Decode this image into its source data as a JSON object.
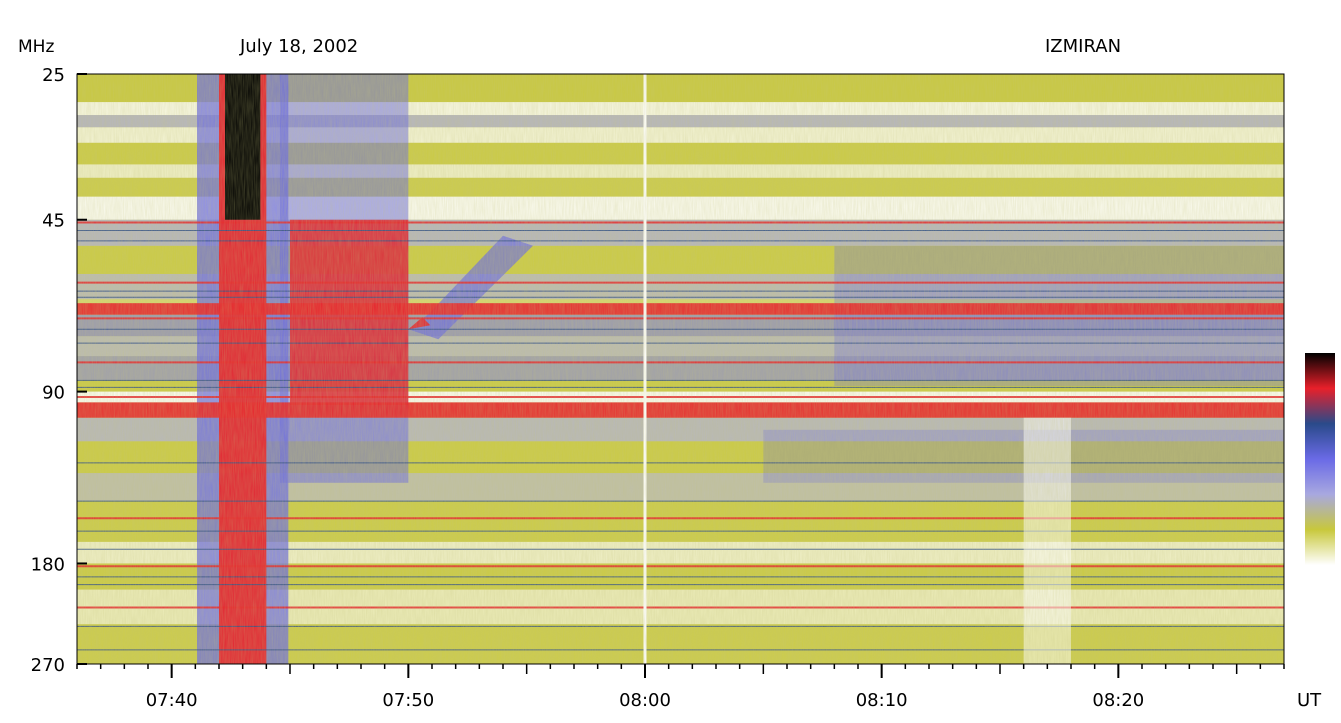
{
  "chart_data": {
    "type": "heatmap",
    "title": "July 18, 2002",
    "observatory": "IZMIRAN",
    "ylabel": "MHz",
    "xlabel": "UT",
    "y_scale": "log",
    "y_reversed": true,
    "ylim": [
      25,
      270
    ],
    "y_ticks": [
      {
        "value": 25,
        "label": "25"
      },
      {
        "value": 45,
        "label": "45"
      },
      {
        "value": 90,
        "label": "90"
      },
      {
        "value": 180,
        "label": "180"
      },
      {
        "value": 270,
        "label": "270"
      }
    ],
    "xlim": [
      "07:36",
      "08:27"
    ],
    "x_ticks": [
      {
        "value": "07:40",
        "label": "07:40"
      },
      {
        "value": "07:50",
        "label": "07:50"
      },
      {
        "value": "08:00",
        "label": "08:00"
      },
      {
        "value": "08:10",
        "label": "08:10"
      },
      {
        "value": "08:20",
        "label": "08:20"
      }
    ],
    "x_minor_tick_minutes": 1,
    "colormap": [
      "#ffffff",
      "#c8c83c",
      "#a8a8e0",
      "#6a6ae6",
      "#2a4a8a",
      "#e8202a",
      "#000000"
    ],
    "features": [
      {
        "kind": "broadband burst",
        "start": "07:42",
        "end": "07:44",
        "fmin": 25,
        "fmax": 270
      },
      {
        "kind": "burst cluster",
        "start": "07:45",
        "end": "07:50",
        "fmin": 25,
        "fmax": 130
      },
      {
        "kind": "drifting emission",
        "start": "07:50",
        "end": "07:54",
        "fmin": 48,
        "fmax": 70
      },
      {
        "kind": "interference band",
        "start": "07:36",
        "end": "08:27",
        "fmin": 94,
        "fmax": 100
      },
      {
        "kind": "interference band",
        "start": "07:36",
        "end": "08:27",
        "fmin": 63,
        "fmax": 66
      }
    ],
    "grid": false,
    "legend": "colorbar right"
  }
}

### Written problem
Write down every line of the data above that includes the string "burst".

### Exercise output
        "kind": "broadband burst",
        "kind": "burst cluster",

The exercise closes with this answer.